#### YOUR INSTRUCTIONS
Search the records for "Defined" and copy each line that holds it.
>> START
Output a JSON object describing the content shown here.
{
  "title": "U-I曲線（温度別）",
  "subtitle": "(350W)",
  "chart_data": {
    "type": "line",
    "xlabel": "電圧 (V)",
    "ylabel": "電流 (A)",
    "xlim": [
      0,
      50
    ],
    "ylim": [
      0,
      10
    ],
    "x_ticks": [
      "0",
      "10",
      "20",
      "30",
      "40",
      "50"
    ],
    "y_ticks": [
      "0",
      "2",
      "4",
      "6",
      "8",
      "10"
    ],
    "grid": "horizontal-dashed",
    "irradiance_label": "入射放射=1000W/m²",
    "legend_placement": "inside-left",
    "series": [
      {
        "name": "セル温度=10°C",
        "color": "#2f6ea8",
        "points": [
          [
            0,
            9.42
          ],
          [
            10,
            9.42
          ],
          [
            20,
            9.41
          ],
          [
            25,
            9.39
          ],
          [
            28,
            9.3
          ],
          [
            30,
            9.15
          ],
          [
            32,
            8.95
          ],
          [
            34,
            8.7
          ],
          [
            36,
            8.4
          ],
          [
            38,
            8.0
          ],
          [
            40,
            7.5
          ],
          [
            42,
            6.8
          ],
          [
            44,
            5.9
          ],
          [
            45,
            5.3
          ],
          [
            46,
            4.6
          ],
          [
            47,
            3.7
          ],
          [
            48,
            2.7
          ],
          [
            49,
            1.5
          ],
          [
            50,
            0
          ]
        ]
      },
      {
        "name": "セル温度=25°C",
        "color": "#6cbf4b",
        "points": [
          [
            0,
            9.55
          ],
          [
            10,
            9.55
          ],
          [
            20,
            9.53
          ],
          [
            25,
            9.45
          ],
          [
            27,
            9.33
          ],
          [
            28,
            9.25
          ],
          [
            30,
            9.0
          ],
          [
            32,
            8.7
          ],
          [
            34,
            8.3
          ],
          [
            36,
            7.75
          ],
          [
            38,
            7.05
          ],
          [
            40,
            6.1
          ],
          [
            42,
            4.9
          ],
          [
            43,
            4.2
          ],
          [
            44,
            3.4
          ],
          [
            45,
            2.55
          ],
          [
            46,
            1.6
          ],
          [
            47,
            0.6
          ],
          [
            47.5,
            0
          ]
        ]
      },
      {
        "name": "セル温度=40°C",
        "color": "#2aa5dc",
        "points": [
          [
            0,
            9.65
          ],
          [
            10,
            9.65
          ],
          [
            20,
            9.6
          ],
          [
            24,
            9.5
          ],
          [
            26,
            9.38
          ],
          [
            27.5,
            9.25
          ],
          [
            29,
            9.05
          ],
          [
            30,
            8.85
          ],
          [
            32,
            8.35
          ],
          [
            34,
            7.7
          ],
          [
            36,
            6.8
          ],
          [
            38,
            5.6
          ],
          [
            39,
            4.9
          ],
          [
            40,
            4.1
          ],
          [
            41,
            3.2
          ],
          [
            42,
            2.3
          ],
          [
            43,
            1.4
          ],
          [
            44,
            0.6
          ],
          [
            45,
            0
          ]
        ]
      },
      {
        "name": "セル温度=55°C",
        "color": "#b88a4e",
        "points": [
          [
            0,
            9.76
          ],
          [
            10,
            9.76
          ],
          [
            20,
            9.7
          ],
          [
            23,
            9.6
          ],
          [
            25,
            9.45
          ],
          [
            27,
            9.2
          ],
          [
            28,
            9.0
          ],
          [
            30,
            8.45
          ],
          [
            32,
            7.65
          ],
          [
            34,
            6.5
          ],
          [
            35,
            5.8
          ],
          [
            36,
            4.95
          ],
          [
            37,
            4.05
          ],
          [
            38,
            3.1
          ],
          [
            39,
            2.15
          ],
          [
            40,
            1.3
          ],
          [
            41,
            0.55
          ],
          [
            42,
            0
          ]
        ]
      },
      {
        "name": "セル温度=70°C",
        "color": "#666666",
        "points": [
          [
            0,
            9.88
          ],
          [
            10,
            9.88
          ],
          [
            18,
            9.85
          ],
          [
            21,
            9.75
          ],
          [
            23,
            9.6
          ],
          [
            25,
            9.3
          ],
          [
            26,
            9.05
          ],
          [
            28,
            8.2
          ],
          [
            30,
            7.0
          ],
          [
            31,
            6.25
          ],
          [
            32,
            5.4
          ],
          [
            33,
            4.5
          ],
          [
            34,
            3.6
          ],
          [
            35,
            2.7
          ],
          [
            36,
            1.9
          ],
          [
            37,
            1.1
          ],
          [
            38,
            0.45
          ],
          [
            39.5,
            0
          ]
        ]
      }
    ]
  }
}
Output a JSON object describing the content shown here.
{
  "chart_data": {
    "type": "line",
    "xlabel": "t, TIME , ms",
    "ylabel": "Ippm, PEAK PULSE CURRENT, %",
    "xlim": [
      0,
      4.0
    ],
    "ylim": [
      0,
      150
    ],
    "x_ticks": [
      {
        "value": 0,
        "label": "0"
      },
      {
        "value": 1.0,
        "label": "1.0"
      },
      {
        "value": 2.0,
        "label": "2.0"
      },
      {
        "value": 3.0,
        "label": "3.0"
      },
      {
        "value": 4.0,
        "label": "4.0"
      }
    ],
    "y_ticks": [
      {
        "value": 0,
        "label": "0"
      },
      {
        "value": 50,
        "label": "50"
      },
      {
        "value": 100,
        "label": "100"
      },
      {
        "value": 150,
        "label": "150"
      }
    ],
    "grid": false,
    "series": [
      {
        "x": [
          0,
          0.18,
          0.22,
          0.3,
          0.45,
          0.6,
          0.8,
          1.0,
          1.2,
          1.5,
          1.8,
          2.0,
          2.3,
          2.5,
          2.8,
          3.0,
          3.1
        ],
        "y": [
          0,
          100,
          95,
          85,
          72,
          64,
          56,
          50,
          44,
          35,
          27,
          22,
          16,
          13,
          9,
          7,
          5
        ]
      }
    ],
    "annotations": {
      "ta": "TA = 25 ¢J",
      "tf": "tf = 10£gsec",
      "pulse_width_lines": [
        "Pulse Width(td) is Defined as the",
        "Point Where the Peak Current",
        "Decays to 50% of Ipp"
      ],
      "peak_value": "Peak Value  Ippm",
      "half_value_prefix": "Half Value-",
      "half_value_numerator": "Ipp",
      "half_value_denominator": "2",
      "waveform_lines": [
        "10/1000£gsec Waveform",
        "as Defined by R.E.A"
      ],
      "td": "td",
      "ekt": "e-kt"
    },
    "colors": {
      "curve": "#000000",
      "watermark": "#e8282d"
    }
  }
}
>> END
#### OUTPUT OF THE EXERCISE
        "Pulse Width(td) is Defined as the",
        "as Defined by R.E.A"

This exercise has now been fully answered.